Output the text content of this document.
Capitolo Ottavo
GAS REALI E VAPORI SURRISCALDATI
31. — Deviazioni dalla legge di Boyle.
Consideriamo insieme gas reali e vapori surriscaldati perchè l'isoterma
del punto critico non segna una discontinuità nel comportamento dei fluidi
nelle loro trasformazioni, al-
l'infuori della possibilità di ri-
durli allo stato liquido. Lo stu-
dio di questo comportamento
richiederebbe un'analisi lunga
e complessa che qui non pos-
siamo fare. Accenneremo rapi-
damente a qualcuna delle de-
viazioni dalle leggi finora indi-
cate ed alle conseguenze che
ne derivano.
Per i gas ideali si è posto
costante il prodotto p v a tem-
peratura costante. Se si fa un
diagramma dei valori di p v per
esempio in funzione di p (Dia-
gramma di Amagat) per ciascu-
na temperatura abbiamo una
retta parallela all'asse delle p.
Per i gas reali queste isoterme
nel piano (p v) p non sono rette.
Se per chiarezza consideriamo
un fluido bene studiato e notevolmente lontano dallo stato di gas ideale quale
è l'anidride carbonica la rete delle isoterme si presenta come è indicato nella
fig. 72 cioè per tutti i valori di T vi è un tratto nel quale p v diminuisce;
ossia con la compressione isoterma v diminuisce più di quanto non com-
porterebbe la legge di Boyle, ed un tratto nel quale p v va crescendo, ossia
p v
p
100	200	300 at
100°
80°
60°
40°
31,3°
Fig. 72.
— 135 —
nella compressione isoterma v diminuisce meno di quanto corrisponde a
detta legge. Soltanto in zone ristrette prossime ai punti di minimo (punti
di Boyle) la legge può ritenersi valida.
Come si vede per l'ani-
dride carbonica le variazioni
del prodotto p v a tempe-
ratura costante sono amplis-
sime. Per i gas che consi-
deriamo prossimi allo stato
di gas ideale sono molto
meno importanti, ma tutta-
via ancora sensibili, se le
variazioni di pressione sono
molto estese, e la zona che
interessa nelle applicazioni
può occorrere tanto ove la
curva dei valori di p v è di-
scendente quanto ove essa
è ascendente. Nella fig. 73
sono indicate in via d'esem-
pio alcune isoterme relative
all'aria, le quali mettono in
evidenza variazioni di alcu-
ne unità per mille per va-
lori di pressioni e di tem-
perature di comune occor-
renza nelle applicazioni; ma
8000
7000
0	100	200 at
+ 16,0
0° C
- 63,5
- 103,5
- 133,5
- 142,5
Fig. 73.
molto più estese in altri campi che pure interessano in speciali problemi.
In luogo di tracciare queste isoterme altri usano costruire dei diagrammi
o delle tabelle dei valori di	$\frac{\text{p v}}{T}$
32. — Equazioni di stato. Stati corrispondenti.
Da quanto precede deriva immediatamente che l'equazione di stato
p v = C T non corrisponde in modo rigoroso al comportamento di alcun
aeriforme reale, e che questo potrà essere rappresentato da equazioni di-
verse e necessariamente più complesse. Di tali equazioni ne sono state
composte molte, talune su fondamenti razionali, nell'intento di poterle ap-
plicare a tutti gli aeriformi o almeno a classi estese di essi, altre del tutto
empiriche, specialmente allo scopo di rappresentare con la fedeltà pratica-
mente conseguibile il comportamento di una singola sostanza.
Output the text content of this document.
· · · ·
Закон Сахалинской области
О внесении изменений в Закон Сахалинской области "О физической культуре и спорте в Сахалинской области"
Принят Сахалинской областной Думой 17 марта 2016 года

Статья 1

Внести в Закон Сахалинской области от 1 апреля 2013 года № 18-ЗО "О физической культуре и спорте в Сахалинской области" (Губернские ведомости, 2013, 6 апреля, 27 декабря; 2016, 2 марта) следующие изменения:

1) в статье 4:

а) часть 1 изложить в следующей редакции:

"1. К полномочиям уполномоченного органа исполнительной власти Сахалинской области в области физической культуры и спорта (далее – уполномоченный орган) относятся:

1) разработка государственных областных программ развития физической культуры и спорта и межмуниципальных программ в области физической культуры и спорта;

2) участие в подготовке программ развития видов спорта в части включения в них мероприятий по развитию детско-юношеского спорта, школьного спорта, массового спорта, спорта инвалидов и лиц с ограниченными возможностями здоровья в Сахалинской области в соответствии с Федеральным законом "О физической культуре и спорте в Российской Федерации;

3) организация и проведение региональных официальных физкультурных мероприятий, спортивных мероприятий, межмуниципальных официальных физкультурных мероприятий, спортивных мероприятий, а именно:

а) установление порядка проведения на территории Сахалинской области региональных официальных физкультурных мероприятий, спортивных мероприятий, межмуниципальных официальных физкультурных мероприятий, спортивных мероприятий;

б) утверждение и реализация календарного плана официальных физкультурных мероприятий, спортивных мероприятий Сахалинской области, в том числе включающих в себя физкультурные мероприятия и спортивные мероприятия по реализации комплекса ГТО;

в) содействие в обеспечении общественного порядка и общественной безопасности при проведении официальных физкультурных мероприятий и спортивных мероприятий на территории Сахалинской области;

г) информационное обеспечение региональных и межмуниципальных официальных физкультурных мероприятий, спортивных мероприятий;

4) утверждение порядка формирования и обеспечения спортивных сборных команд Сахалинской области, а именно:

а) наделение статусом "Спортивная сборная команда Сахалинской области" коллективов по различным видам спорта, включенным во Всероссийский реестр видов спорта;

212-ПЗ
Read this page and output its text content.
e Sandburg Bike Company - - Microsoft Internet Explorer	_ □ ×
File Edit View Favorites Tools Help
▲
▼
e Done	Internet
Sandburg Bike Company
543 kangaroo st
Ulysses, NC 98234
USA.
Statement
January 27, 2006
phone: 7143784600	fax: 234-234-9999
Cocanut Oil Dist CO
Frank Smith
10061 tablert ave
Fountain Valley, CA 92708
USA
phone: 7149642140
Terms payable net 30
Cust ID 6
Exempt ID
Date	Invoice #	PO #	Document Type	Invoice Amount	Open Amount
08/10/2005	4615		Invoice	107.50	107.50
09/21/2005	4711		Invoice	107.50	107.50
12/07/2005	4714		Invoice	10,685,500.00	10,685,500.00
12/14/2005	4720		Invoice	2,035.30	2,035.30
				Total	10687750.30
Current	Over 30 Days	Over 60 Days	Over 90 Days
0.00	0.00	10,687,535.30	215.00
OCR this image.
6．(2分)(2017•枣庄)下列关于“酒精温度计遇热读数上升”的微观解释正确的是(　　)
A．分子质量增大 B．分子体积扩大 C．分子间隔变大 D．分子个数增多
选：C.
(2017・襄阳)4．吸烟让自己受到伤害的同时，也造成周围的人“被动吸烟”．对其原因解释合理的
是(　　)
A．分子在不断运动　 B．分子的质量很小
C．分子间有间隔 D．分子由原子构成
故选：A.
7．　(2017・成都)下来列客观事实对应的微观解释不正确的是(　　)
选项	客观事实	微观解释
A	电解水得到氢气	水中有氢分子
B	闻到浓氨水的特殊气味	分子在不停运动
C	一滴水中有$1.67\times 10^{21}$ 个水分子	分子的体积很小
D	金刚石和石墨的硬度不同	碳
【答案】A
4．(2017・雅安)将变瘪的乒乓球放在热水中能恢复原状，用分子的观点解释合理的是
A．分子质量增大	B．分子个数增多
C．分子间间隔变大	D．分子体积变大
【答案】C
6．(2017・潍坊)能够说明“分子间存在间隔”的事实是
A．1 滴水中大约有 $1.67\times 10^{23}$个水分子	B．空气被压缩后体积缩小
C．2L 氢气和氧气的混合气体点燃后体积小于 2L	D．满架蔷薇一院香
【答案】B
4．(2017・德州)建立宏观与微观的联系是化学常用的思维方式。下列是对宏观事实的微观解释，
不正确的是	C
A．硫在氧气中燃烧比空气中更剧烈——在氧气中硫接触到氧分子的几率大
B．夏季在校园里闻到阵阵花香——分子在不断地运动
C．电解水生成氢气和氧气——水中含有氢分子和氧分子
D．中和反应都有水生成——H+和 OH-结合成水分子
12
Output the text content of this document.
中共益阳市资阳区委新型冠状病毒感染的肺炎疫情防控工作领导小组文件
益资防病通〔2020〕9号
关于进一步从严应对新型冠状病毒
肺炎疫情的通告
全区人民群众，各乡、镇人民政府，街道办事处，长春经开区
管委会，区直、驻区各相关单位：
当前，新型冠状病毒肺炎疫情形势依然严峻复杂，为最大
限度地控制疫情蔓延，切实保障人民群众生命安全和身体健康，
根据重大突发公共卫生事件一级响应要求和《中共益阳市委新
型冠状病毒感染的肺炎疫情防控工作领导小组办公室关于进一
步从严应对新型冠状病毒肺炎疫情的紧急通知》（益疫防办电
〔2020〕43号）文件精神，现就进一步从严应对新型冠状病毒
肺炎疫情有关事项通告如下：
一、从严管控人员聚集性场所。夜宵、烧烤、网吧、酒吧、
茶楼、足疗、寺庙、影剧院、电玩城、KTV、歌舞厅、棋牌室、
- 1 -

Challenge »
Check each line above for the word "марта", and copy the lines where it appears.

The answer »
Принят Сахалинской областной Думой 17 марта 2016 года
Внести в Закон Сахалинской области от 1 апреля 2013 года № 18-ЗО "О физической культуре и спорте в Сахалинской области" (Губернские ведомости, 2013, 6 апреля, 27 декабря; 2016, 2 марта) следующие изменения:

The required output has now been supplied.